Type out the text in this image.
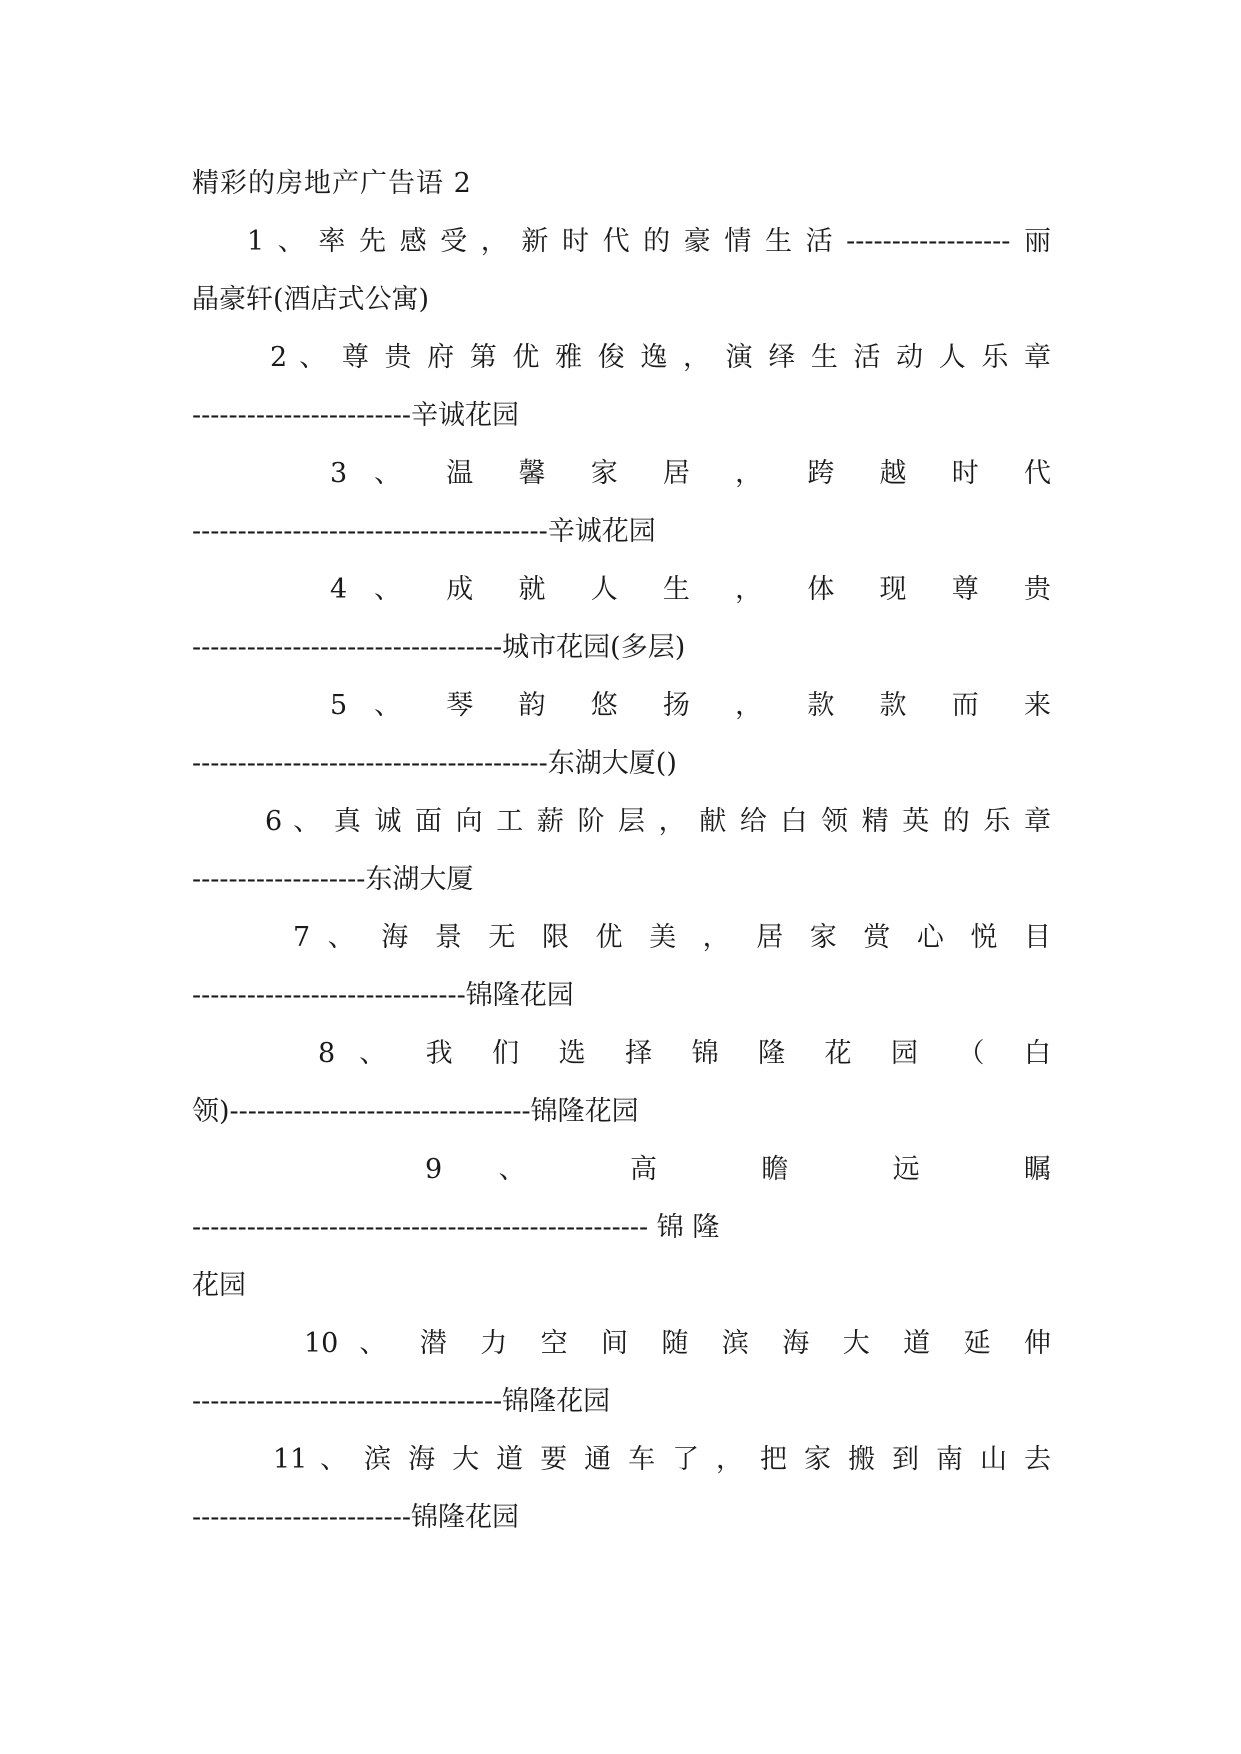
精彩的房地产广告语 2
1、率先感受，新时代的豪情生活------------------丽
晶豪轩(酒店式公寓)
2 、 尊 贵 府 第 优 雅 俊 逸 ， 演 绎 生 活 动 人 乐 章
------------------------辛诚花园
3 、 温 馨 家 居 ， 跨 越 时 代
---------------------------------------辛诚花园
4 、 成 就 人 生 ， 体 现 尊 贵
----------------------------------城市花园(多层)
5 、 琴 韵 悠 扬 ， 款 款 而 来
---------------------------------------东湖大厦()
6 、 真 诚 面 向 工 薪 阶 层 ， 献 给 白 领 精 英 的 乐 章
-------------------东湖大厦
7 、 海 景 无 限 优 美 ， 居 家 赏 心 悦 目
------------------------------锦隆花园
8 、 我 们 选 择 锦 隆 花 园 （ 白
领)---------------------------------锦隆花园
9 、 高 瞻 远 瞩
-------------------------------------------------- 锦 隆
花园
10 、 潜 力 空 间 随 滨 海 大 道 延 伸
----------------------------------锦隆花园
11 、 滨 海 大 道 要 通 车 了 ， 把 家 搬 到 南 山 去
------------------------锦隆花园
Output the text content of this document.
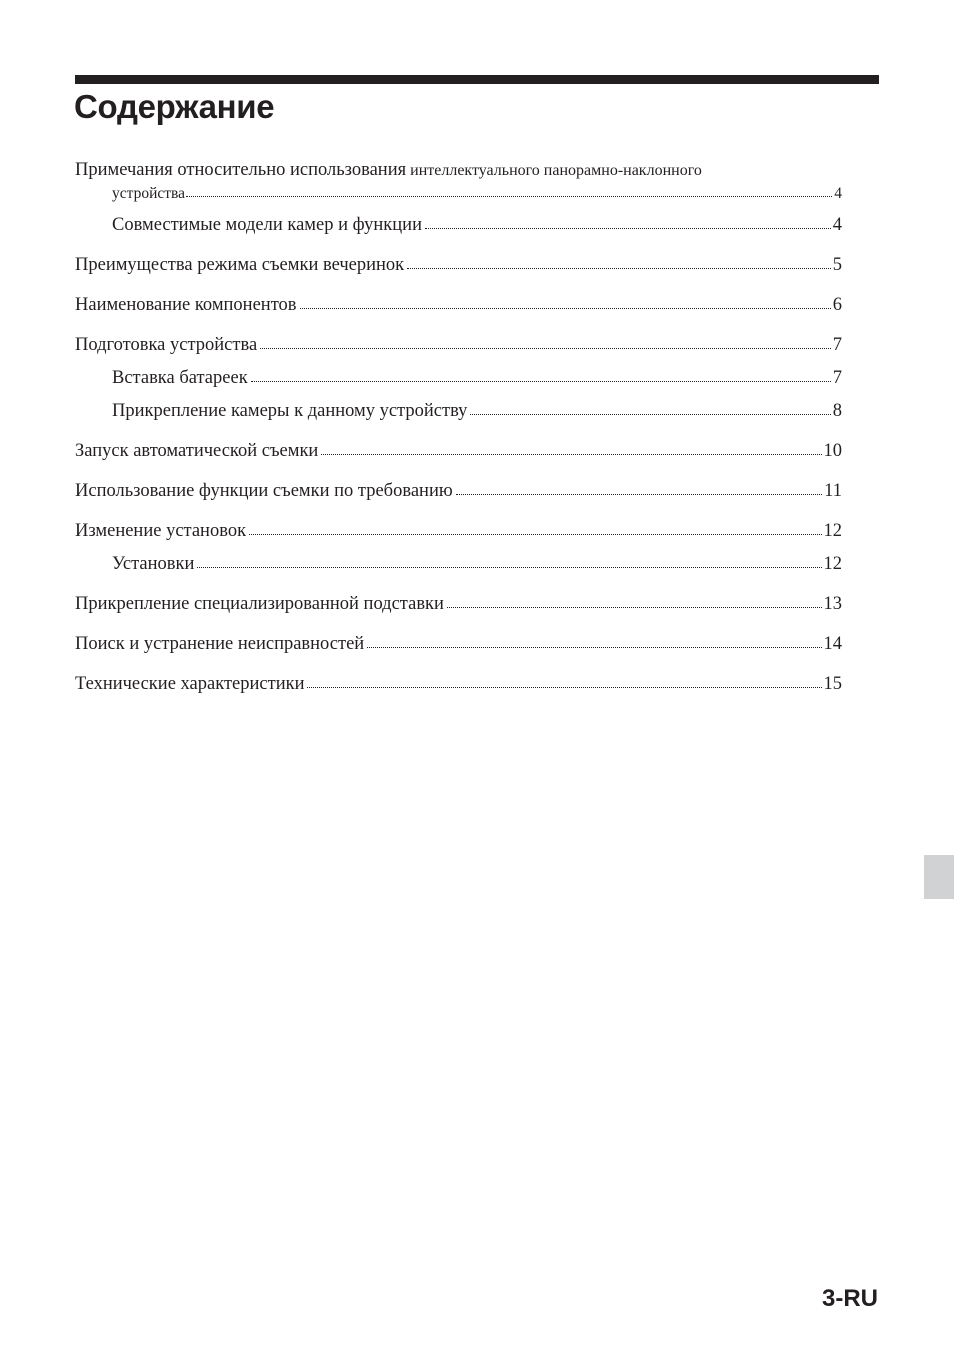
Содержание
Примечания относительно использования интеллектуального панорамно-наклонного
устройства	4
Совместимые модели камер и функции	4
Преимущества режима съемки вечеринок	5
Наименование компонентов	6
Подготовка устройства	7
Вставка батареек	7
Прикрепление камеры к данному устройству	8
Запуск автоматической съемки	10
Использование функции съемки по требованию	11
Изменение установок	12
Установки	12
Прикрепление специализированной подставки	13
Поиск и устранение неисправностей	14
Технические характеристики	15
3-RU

========================

→ **What you are asked to do**:
Exclude the images and reproduce the remaining data exactly.

→ **Full output**:
Type out the text in this image.
精彩的房地产广告语 2
1、率先感受，新时代的豪情生活------------------丽
晶豪轩(酒店式公寓)
2 、 尊 贵 府 第 优 雅 俊 逸 ， 演 绎 生 活 动 人 乐 章
------------------------辛诚花园
3 、 温 馨 家 居 ， 跨 越 时 代
---------------------------------------辛诚花园
4 、 成 就 人 生 ， 体 现 尊 贵
----------------------------------城市花园(多层)
5 、 琴 韵 悠 扬 ， 款 款 而 来
---------------------------------------东湖大厦()
6 、 真 诚 面 向 工 薪 阶 层 ， 献 给 白 领 精 英 的 乐 章
-------------------东湖大厦
7 、 海 景 无 限 优 美 ， 居 家 赏 心 悦 目
------------------------------锦隆花园
8 、 我 们 选 择 锦 隆 花 园 （ 白
领)---------------------------------锦隆花园
9 、 高 瞻 远 瞩
-------------------------------------------------- 锦 隆
花园
10 、 潜 力 空 间 随 滨 海 大 道 延 伸
----------------------------------锦隆花园
11 、 滨 海 大 道 要 通 车 了 ， 把 家 搬 到 南 山 去
------------------------锦隆花园
Output the text content of this document.
Содержание
Примечания относительно использования интеллектуального панорамно-наклонного
устройства	4
Совместимые модели камер и функции	4
Преимущества режима съемки вечеринок	5
Наименование компонентов	6
Подготовка устройства	7
Вставка батареек	7
Прикрепление камеры к данному устройству	8
Запуск автоматической съемки	10
Использование функции съемки по требованию	11
Изменение установок	12
Установки	12
Прикрепление специализированной подставки	13
Поиск и устранение неисправностей	14
Технические характеристики	15
3-RU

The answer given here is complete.